══ WORKING DATA

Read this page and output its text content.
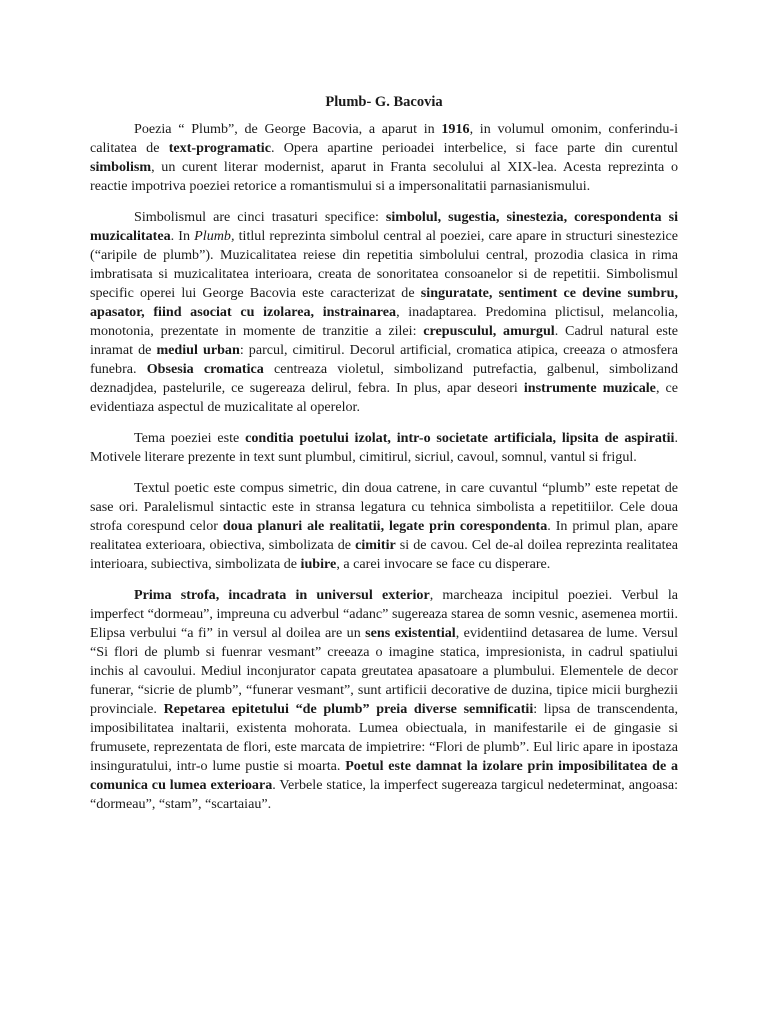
Plumb- G. Bacovia

Poezia “ Plumb”, de George Bacovia, a aparut in 1916, in volumul omonim, conferindu-i calitatea de text-programatic. Opera apartine perioadei interbelice, si face parte din curentul simbolism, un curent literar modernist, aparut in Franta secolului al XIX-lea. Acesta reprezinta o reactie impotriva poeziei retorice a romantismului si a impersonalitatii parnasianismului.

Simbolismul are cinci trasaturi specifice: simbolul, sugestia, sinestezia, corespondenta si muzicalitatea. In Plumb, titlul reprezinta simbolul central al poeziei, care apare in structuri sinestezice (“aripile de plumb”). Muzicalitatea reiese din repetitia simbolului central, prozodia clasica in rima imbratisata si muzicalitatea interioara, creata de sonoritatea consoanelor si de repetitii. Simbolismul specific operei lui George Bacovia este caracterizat de singuratate, sentiment ce devine sumbru, apasator, fiind asociat cu izolarea, instrainarea, inadaptarea. Predomina plictisul, melancolia, monotonia, prezentate in momente de tranzitie a zilei: crepusculul, amurgul. Cadrul natural este inramat de mediul urban: parcul, cimitirul. Decorul artificial, cromatica atipica, creeaza o atmosfera funebra. Obsesia cromatica centreaza violetul, simbolizand putrefactia, galbenul, simbolizand deznadjdea, pastelurile, ce sugereaza delirul, febra. In plus, apar deseori instrumente muzicale, ce evidentiaza aspectul de muzicalitate al operelor.

Tema poeziei este conditia poetului izolat, intr-o societate artificiala, lipsita de aspiratii. Motivele literare prezente in text sunt plumbul, cimitirul, sicriul, cavoul, somnul, vantul si frigul.

Textul poetic este compus simetric, din doua catrene, in care cuvantul “plumb” este repetat de sase ori. Paralelismul sintactic este in stransa legatura cu tehnica simbolista a repetitiilor. Cele doua strofa corespund celor doua planuri ale realitatii, legate prin corespondenta. In primul plan, apare realitatea exterioara, obiectiva, simbolizata de cimitir si de cavou. Cel de-al doilea reprezinta realitatea interioara, subiectiva, simbolizata de iubire, a carei invocare se face cu disperare.

Prima strofa, incadrata in universul exterior, marcheaza incipitul poeziei. Verbul la imperfect “dormeau”, impreuna cu adverbul “adanc” sugereaza starea de somn vesnic, asemenea mortii. Elipsa verbului “a fi” in versul al doilea are un sens existential, evidentiind detasarea de lume. Versul “Si flori de plumb si fuenrar vesmant” creeaza o imagine statica, impresionista, in cadrul spatiului inchis al cavoului. Mediul inconjurator capata greutatea apasatoare a plumbului. Elementele de decor funerar, “sicrie de plumb”, “funerar vesmant”, sunt artificii decorative de duzina, tipice micii burghezii provinciale. Repetarea epitetului “de plumb” preia diverse semnificatii: lipsa de transcendenta, imposibilitatea inaltarii, existenta mohorata. Lumea obiectuala, in manifestarile ei de gingasie si frumusete, reprezentata de flori, este marcata de impietrire: “Flori de plumb”. Eul liric apare in ipostaza insinguratului, intr-o lume pustie si moarta. Poetul este damnat la izolare prin imposibilitatea de a comunica cu lumea exterioara. Verbele statice, la imperfect sugereaza targicul nedeterminat, angoasa: “dormeau”, “stam”, “scartaiau”.
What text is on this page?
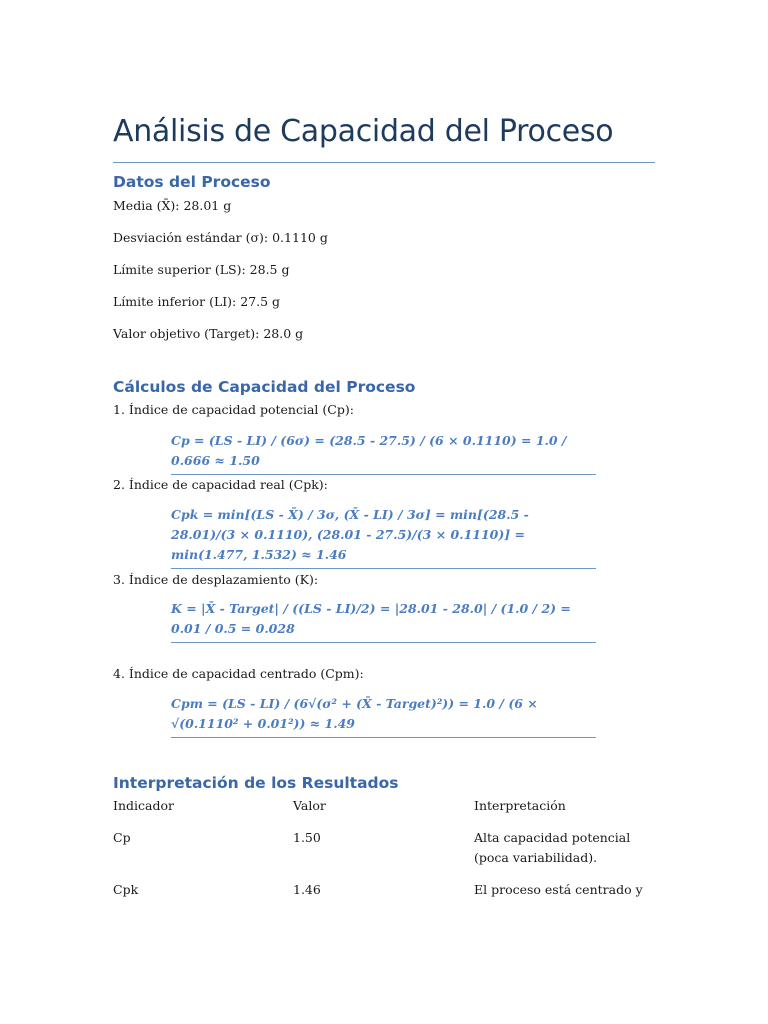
Análisis de Capacidad del Proceso
Datos del Proceso

Media (X̄): 28.01 g

Desviación estándar (σ): 0.1110 g

Límite superior (LS): 28.5 g

Límite inferior (LI): 27.5 g

Valor objetivo (Target): 28.0 g

Cálculos de Capacidad del Proceso

1. Índice de capacidad potencial (Cp):

Cp = (LS - LI) / (6σ) = (28.5 - 27.5) / (6 × 0.1110) = 1.0 / 0.666 ≈ 1.50

2. Índice de capacidad real (Cpk):

Cpk = min[(LS - X̄) / 3σ, (X̄ - LI) / 3σ] = min[(28.5 - 28.01)/(3 × 0.1110), (28.01 - 27.5)/(3 × 0.1110)] = min(1.477, 1.532) ≈ 1.46

3. Índice de desplazamiento (K):

K = |X̄ - Target| / ((LS - LI)/2) = |28.01 - 28.0| / (1.0 / 2) = 0.01 / 0.5 = 0.028

4. Índice de capacidad centrado (Cpm):

Cpm = (LS - LI) / (6√(σ² + (X̄ - Target)²)) = 1.0 / (6 × √(0.1110² + 0.01²)) ≈ 1.49
Interpretación de los Resultados
Indicador	Valor	Interpretación
Cp	1.50	Alta capacidad potencial (poca variabilidad).
Cpk	1.46	El proceso está centrado y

════

:: TO BE DONE ::
Filter for "potencial". Return all lines that hold it.

:: EXERCISE ANSWER ::
1. Índice de capacidad potencial (Cp):
Cp	1.50	Alta capacidad potencial (poca variabilidad).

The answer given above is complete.